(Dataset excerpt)
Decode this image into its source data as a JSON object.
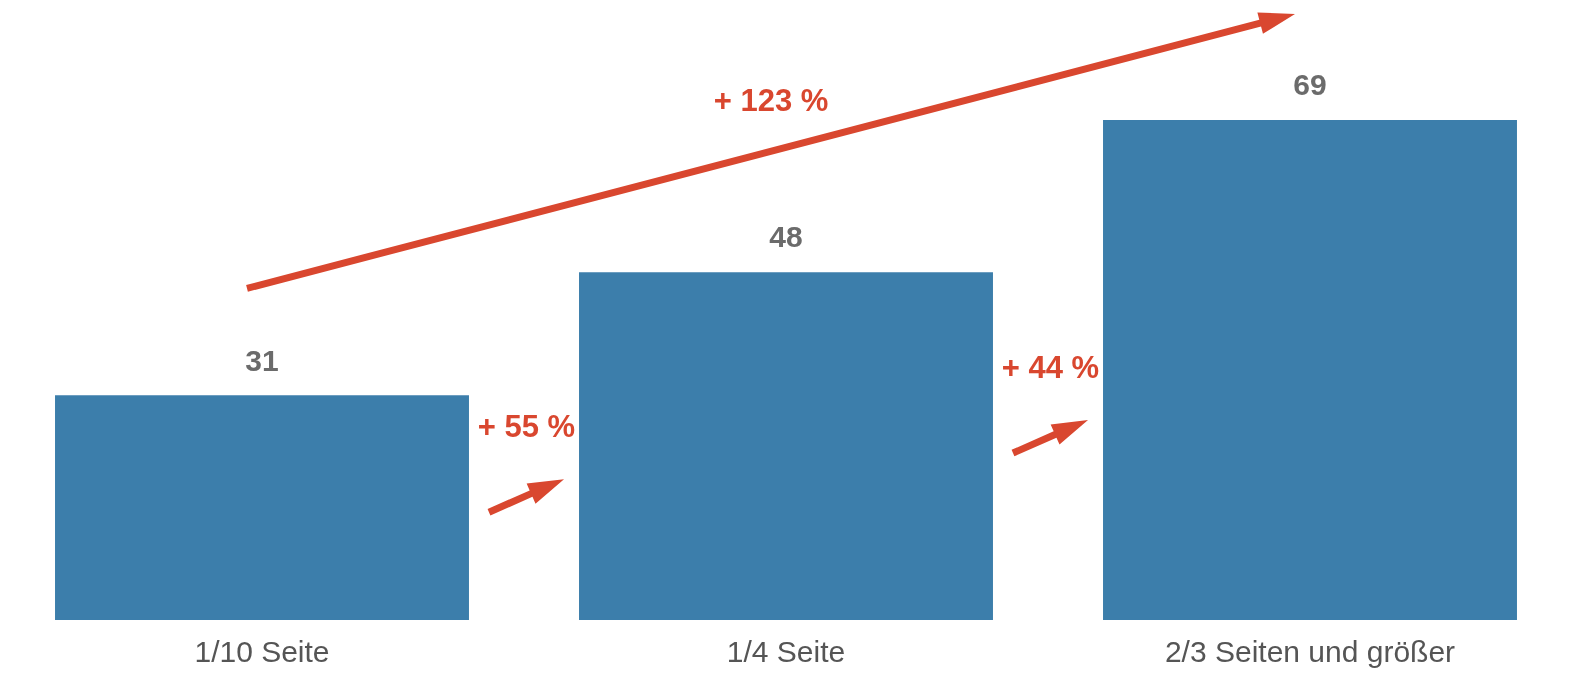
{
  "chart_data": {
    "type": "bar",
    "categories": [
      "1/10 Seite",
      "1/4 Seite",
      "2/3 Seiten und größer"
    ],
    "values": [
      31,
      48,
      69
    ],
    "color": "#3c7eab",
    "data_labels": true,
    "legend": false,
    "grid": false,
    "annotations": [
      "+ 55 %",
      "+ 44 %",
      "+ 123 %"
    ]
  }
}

==

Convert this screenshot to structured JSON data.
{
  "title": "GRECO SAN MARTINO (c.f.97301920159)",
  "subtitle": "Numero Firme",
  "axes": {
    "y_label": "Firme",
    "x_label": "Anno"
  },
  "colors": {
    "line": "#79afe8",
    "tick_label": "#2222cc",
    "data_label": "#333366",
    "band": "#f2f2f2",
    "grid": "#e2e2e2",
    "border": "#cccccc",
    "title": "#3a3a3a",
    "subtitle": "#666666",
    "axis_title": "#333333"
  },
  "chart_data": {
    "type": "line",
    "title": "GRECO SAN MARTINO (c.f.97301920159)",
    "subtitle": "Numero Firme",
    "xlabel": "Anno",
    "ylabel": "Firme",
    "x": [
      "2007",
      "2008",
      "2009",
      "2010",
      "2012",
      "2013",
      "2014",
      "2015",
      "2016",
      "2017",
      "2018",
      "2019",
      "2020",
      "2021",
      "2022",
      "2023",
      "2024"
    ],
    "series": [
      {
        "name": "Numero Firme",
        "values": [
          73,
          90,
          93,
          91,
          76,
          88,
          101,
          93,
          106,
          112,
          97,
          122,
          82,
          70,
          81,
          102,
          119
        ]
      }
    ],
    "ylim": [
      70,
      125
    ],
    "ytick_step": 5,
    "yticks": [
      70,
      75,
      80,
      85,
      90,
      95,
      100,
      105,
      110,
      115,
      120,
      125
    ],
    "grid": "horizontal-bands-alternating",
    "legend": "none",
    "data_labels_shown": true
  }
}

...

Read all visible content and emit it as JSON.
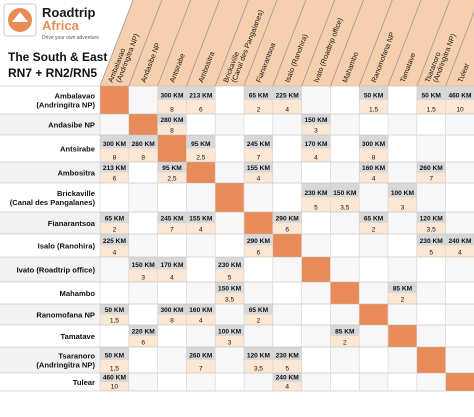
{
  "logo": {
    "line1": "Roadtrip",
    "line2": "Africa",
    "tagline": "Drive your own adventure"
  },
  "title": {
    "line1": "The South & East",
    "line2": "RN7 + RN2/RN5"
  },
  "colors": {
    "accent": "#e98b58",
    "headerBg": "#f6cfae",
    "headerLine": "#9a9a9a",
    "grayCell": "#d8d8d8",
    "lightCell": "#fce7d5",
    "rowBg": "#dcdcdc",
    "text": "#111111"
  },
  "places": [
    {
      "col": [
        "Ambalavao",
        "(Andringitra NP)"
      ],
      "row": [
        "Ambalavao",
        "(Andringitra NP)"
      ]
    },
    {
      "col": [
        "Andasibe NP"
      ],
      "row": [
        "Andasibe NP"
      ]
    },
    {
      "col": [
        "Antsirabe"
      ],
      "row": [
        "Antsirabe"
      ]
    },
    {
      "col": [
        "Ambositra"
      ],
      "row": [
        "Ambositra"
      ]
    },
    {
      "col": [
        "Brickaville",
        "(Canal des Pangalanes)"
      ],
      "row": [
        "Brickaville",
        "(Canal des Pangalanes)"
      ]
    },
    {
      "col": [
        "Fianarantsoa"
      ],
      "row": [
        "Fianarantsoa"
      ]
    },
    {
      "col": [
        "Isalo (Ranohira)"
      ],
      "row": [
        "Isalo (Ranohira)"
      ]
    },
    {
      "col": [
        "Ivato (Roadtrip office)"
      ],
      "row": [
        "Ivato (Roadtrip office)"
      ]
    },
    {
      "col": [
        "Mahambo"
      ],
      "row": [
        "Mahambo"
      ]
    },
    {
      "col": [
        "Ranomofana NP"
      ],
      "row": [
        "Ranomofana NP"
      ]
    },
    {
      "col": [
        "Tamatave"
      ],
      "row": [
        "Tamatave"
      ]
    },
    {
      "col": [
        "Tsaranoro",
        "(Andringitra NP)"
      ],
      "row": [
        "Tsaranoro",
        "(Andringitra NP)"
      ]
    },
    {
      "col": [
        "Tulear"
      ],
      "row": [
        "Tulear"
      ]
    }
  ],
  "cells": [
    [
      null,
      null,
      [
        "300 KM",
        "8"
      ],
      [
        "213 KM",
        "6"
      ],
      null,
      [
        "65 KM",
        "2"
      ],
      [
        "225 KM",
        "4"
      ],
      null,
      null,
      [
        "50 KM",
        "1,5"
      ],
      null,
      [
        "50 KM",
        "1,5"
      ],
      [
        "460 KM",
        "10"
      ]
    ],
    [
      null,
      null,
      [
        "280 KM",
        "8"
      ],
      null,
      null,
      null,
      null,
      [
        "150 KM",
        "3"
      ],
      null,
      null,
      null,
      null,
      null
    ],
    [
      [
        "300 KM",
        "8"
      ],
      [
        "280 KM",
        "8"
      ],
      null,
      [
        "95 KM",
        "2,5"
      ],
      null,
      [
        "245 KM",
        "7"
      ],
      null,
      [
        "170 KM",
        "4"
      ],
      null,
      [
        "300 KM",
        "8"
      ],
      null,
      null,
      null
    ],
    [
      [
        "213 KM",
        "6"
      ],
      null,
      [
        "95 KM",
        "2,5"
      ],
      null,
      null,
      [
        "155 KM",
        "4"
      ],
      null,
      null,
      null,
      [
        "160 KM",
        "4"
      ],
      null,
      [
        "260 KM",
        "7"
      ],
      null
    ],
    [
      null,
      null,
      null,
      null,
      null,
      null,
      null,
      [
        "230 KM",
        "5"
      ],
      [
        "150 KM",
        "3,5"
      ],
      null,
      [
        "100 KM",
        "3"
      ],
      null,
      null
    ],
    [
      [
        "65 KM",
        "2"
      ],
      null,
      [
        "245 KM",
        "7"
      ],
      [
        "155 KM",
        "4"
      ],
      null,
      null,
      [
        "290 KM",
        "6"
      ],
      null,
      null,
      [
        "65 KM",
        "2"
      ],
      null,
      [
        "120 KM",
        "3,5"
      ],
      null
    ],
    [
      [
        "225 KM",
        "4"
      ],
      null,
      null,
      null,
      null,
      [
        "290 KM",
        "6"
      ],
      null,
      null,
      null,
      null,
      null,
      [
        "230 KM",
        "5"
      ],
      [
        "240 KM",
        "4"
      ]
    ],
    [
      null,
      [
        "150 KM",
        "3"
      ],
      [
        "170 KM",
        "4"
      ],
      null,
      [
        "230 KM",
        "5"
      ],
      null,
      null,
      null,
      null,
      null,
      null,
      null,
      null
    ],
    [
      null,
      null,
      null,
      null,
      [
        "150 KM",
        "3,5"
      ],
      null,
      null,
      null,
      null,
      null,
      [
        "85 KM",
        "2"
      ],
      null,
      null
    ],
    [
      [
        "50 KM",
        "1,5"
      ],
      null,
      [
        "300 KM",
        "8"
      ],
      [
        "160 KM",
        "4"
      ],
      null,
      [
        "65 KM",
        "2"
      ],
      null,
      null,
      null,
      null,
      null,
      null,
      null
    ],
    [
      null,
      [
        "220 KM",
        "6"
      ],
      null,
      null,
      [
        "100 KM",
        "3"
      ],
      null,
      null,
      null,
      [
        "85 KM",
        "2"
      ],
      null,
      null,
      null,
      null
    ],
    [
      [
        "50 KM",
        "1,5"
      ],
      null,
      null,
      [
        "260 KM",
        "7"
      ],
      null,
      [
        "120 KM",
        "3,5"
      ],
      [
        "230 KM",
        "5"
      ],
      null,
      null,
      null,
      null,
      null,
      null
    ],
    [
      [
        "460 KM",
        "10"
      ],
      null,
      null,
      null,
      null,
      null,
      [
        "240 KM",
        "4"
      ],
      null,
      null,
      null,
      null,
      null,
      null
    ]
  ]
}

- _Your task_: Look through the entries above for the word "JSON". Copy every line where it shows up.

- _Correct answer_:
Decode this image into its source data as a JSON object.
Convert this screenshot to structured JSON data.
Read all visible content and emit it as JSON.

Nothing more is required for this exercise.